--- begin EXTRACTED RECORDS ---
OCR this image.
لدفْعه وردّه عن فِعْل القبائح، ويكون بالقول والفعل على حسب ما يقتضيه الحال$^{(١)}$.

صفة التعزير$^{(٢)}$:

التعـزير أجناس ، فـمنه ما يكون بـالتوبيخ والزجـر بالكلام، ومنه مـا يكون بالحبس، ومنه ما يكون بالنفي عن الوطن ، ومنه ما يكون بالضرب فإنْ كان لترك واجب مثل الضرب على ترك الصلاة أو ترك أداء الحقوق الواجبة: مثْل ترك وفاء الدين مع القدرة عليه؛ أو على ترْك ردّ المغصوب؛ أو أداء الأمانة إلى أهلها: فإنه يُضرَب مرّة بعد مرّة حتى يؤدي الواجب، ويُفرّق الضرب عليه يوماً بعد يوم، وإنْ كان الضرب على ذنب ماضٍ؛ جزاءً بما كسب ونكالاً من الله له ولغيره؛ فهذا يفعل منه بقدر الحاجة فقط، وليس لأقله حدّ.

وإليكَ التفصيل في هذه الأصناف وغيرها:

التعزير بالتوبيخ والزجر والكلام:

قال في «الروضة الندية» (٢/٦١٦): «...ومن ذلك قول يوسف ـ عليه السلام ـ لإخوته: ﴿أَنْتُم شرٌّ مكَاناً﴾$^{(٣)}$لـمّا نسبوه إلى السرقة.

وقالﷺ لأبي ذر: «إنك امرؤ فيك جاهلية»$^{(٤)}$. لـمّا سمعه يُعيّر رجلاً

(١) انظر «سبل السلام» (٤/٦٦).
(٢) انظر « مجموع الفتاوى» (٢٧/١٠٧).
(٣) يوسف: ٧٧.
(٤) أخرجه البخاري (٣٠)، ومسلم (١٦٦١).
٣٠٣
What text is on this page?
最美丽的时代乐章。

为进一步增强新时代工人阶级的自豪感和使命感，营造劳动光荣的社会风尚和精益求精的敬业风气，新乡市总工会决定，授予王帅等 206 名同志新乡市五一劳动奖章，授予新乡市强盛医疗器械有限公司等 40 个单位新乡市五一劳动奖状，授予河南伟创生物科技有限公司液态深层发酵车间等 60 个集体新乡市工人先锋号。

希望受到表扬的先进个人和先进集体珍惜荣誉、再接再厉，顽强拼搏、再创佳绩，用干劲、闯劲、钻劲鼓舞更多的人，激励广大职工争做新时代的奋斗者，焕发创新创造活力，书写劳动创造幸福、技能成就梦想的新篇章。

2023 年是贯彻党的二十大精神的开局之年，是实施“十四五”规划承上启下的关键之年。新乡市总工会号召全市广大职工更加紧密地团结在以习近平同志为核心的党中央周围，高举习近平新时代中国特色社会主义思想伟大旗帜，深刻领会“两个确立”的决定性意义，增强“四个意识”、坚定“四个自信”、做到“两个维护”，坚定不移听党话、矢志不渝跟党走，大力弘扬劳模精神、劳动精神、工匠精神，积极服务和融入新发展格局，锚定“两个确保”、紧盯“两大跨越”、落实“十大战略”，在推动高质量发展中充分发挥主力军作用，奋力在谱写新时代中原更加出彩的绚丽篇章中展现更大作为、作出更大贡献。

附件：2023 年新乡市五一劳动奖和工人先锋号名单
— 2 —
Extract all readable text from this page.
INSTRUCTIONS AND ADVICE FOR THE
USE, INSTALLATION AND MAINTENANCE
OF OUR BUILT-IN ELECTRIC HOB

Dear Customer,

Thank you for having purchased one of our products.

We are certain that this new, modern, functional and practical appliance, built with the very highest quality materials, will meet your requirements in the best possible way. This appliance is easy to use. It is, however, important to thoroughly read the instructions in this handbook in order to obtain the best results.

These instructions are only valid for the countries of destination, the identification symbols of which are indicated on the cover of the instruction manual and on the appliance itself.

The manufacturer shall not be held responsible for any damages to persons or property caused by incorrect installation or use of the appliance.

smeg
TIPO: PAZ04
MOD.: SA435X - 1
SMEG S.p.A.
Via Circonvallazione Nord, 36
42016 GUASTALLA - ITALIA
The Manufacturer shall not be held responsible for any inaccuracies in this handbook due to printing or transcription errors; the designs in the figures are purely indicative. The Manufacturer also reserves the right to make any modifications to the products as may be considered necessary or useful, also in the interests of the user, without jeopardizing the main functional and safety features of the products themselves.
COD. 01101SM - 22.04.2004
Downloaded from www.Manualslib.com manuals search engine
--- end EXTRACTED RECORDS ---
■ **WORK TO COMPLETE**: Would you reproduce the material above in full, exactly as given?

■ **FULL SOLUTION**:
OCR this image.
لدفْعه وردّه عن فِعْل القبائح، ويكون بالقول والفعل على حسب ما يقتضيه الحال$^{(١)}$.

صفة التعزير$^{(٢)}$:

التعـزير أجناس ، فـمنه ما يكون بـالتوبيخ والزجـر بالكلام، ومنه مـا يكون بالحبس، ومنه ما يكون بالنفي عن الوطن ، ومنه ما يكون بالضرب فإنْ كان لترك واجب مثل الضرب على ترك الصلاة أو ترك أداء الحقوق الواجبة: مثْل ترك وفاء الدين مع القدرة عليه؛ أو على ترْك ردّ المغصوب؛ أو أداء الأمانة إلى أهلها: فإنه يُضرَب مرّة بعد مرّة حتى يؤدي الواجب، ويُفرّق الضرب عليه يوماً بعد يوم، وإنْ كان الضرب على ذنب ماضٍ؛ جزاءً بما كسب ونكالاً من الله له ولغيره؛ فهذا يفعل منه بقدر الحاجة فقط، وليس لأقله حدّ.

وإليكَ التفصيل في هذه الأصناف وغيرها:

التعزير بالتوبيخ والزجر والكلام:

قال في «الروضة الندية» (٢/٦١٦): «...ومن ذلك قول يوسف ـ عليه السلام ـ لإخوته: ﴿أَنْتُم شرٌّ مكَاناً﴾$^{(٣)}$لـمّا نسبوه إلى السرقة.

وقالﷺ لأبي ذر: «إنك امرؤ فيك جاهلية»$^{(٤)}$. لـمّا سمعه يُعيّر رجلاً

(١) انظر «سبل السلام» (٤/٦٦).
(٢) انظر « مجموع الفتاوى» (٢٧/١٠٧).
(٣) يوسف: ٧٧.
(٤) أخرجه البخاري (٣٠)، ومسلم (١٦٦١).
٣٠٣
What text is on this page?
最美丽的时代乐章。

为进一步增强新时代工人阶级的自豪感和使命感，营造劳动光荣的社会风尚和精益求精的敬业风气，新乡市总工会决定，授予王帅等 206 名同志新乡市五一劳动奖章，授予新乡市强盛医疗器械有限公司等 40 个单位新乡市五一劳动奖状，授予河南伟创生物科技有限公司液态深层发酵车间等 60 个集体新乡市工人先锋号。

希望受到表扬的先进个人和先进集体珍惜荣誉、再接再厉，顽强拼搏、再创佳绩，用干劲、闯劲、钻劲鼓舞更多的人，激励广大职工争做新时代的奋斗者，焕发创新创造活力，书写劳动创造幸福、技能成就梦想的新篇章。

2023 年是贯彻党的二十大精神的开局之年，是实施“十四五”规划承上启下的关键之年。新乡市总工会号召全市广大职工更加紧密地团结在以习近平同志为核心的党中央周围，高举习近平新时代中国特色社会主义思想伟大旗帜，深刻领会“两个确立”的决定性意义，增强“四个意识”、坚定“四个自信”、做到“两个维护”，坚定不移听党话、矢志不渝跟党走，大力弘扬劳模精神、劳动精神、工匠精神，积极服务和融入新发展格局，锚定“两个确保”、紧盯“两大跨越”、落实“十大战略”，在推动高质量发展中充分发挥主力军作用，奋力在谱写新时代中原更加出彩的绚丽篇章中展现更大作为、作出更大贡献。

附件：2023 年新乡市五一劳动奖和工人先锋号名单
— 2 —
Extract all readable text from this page.
INSTRUCTIONS AND ADVICE FOR THE
USE, INSTALLATION AND MAINTENANCE
OF OUR BUILT-IN ELECTRIC HOB

Dear Customer,

Thank you for having purchased one of our products.

We are certain that this new, modern, functional and practical appliance, built with the very highest quality materials, will meet your requirements in the best possible way. This appliance is easy to use. It is, however, important to thoroughly read the instructions in this handbook in order to obtain the best results.

These instructions are only valid for the countries of destination, the identification symbols of which are indicated on the cover of the instruction manual and on the appliance itself.

The manufacturer shall not be held responsible for any damages to persons or property caused by incorrect installation or use of the appliance.

smeg
TIPO: PAZ04
MOD.: SA435X - 1
SMEG S.p.A.
Via Circonvallazione Nord, 36
42016 GUASTALLA - ITALIA
The Manufacturer shall not be held responsible for any inaccuracies in this handbook due to printing or transcription errors; the designs in the figures are purely indicative. The Manufacturer also reserves the right to make any modifications to the products as may be considered necessary or useful, also in the interests of the user, without jeopardizing the main functional and safety features of the products themselves.
COD. 01101SM - 22.04.2004
Downloaded from www.Manualslib.com manuals search engine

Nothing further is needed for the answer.